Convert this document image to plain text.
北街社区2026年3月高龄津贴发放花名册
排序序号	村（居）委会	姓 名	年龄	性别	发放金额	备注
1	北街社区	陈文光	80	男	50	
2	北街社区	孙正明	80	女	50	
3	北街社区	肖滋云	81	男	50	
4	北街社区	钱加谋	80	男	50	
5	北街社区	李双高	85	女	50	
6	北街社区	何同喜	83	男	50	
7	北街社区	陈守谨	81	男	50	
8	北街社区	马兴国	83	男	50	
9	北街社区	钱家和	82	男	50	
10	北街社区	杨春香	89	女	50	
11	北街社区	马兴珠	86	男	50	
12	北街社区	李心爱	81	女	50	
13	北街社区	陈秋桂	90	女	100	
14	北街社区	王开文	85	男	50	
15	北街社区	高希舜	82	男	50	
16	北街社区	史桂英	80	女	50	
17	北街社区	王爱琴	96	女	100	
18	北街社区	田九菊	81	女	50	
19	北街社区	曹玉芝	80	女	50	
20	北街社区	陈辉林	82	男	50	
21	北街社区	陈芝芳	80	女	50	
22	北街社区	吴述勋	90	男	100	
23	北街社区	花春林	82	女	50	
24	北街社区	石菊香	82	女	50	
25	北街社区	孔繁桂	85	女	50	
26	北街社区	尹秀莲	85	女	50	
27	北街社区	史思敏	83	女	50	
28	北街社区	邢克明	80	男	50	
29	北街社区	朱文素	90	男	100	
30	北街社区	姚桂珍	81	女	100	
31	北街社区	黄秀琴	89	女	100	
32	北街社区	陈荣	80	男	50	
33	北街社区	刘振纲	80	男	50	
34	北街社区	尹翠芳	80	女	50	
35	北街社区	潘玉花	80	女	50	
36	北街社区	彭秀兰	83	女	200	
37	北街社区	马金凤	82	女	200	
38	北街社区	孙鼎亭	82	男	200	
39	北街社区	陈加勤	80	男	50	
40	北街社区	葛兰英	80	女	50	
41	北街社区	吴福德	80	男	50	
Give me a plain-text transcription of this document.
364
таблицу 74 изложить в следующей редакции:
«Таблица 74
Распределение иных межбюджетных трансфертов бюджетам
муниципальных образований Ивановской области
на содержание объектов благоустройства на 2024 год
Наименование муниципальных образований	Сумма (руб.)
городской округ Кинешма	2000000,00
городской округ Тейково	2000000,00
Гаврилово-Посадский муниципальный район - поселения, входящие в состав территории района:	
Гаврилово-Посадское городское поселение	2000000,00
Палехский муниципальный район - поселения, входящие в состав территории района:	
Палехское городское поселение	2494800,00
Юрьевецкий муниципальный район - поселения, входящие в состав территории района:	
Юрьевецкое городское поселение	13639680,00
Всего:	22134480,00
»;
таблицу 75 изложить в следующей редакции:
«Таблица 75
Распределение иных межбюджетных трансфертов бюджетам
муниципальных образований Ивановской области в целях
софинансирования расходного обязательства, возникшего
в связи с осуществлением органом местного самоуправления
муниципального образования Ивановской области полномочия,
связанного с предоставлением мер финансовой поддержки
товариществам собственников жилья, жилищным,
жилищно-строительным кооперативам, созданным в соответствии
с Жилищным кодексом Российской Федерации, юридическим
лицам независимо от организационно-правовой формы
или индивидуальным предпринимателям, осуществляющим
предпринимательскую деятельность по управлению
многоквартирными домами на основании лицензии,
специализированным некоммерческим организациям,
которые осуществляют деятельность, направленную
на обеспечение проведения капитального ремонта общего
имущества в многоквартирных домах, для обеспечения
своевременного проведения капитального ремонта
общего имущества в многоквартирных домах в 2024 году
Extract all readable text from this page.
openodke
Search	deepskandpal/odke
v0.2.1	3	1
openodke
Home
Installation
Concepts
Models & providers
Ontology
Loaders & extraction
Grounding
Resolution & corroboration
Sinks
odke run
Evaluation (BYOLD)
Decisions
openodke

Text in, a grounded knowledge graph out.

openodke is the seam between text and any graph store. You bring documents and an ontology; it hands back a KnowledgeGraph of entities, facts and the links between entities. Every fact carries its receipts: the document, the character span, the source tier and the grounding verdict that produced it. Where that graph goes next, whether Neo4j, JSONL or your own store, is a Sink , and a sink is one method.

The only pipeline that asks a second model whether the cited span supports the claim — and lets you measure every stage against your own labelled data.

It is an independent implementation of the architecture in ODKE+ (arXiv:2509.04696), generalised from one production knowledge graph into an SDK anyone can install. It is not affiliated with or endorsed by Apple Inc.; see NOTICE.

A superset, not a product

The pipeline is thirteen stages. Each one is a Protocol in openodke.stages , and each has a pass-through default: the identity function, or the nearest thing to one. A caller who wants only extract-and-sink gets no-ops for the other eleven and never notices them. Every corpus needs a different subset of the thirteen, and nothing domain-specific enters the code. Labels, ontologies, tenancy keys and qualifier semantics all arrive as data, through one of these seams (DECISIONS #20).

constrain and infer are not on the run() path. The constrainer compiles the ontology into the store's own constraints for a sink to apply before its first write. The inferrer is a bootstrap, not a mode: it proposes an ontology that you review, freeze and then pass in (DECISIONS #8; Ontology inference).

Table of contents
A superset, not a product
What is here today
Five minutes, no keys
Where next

☆ ☆ ☆

> _Goal_
Your task is to output the full set of records exactly as presented.

> _Result below_
Convert this document image to plain text.
北街社区2026年3月高龄津贴发放花名册
排序序号	村（居）委会	姓 名	年龄	性别	发放金额	备注
1	北街社区	陈文光	80	男	50	
2	北街社区	孙正明	80	女	50	
3	北街社区	肖滋云	81	男	50	
4	北街社区	钱加谋	80	男	50	
5	北街社区	李双高	85	女	50	
6	北街社区	何同喜	83	男	50	
7	北街社区	陈守谨	81	男	50	
8	北街社区	马兴国	83	男	50	
9	北街社区	钱家和	82	男	50	
10	北街社区	杨春香	89	女	50	
11	北街社区	马兴珠	86	男	50	
12	北街社区	李心爱	81	女	50	
13	北街社区	陈秋桂	90	女	100	
14	北街社区	王开文	85	男	50	
15	北街社区	高希舜	82	男	50	
16	北街社区	史桂英	80	女	50	
17	北街社区	王爱琴	96	女	100	
18	北街社区	田九菊	81	女	50	
19	北街社区	曹玉芝	80	女	50	
20	北街社区	陈辉林	82	男	50	
21	北街社区	陈芝芳	80	女	50	
22	北街社区	吴述勋	90	男	100	
23	北街社区	花春林	82	女	50	
24	北街社区	石菊香	82	女	50	
25	北街社区	孔繁桂	85	女	50	
26	北街社区	尹秀莲	85	女	50	
27	北街社区	史思敏	83	女	50	
28	北街社区	邢克明	80	男	50	
29	北街社区	朱文素	90	男	100	
30	北街社区	姚桂珍	81	女	100	
31	北街社区	黄秀琴	89	女	100	
32	北街社区	陈荣	80	男	50	
33	北街社区	刘振纲	80	男	50	
34	北街社区	尹翠芳	80	女	50	
35	北街社区	潘玉花	80	女	50	
36	北街社区	彭秀兰	83	女	200	
37	北街社区	马金凤	82	女	200	
38	北街社区	孙鼎亭	82	男	200	
39	北街社区	陈加勤	80	男	50	
40	北街社区	葛兰英	80	女	50	
41	北街社区	吴福德	80	男	50	
Give me a plain-text transcription of this document.
364
таблицу 74 изложить в следующей редакции:
«Таблица 74
Распределение иных межбюджетных трансфертов бюджетам
муниципальных образований Ивановской области
на содержание объектов благоустройства на 2024 год
Наименование муниципальных образований	Сумма (руб.)
городской округ Кинешма	2000000,00
городской округ Тейково	2000000,00
Гаврилово-Посадский муниципальный район - поселения, входящие в состав территории района:	
Гаврилово-Посадское городское поселение	2000000,00
Палехский муниципальный район - поселения, входящие в состав территории района:	
Палехское городское поселение	2494800,00
Юрьевецкий муниципальный район - поселения, входящие в состав территории района:	
Юрьевецкое городское поселение	13639680,00
Всего:	22134480,00
»;
таблицу 75 изложить в следующей редакции:
«Таблица 75
Распределение иных межбюджетных трансфертов бюджетам
муниципальных образований Ивановской области в целях
софинансирования расходного обязательства, возникшего
в связи с осуществлением органом местного самоуправления
муниципального образования Ивановской области полномочия,
связанного с предоставлением мер финансовой поддержки
товариществам собственников жилья, жилищным,
жилищно-строительным кооперативам, созданным в соответствии
с Жилищным кодексом Российской Федерации, юридическим
лицам независимо от организационно-правовой формы
или индивидуальным предпринимателям, осуществляющим
предпринимательскую деятельность по управлению
многоквартирными домами на основании лицензии,
специализированным некоммерческим организациям,
которые осуществляют деятельность, направленную
на обеспечение проведения капитального ремонта общего
имущества в многоквартирных домах, для обеспечения
своевременного проведения капитального ремонта
общего имущества в многоквартирных домах в 2024 году
Extract all readable text from this page.
openodke
Search	deepskandpal/odke
v0.2.1	3	1
openodke
Home
Installation
Concepts
Models & providers
Ontology
Loaders & extraction
Grounding
Resolution & corroboration
Sinks
odke run
Evaluation (BYOLD)
Decisions
openodke

Text in, a grounded knowledge graph out.

openodke is the seam between text and any graph store. You bring documents and an ontology; it hands back a KnowledgeGraph of entities, facts and the links between entities. Every fact carries its receipts: the document, the character span, the source tier and the grounding verdict that produced it. Where that graph goes next, whether Neo4j, JSONL or your own store, is a Sink , and a sink is one method.

The only pipeline that asks a second model whether the cited span supports the claim — and lets you measure every stage against your own labelled data.

It is an independent implementation of the architecture in ODKE+ (arXiv:2509.04696), generalised from one production knowledge graph into an SDK anyone can install. It is not affiliated with or endorsed by Apple Inc.; see NOTICE.

A superset, not a product

The pipeline is thirteen stages. Each one is a Protocol in openodke.stages , and each has a pass-through default: the identity function, or the nearest thing to one. A caller who wants only extract-and-sink gets no-ops for the other eleven and never notices them. Every corpus needs a different subset of the thirteen, and nothing domain-specific enters the code. Labels, ontologies, tenancy keys and qualifier semantics all arrive as data, through one of these seams (DECISIONS #20).

constrain and infer are not on the run() path. The constrainer compiles the ontology into the store's own constraints for a sink to apply before its first write. The inferrer is a bootstrap, not a mode: it proposes an ontology that you review, freeze and then pass in (DECISIONS #8; Ontology inference).

Table of contents
A superset, not a product
What is here today
Five minutes, no keys
Where next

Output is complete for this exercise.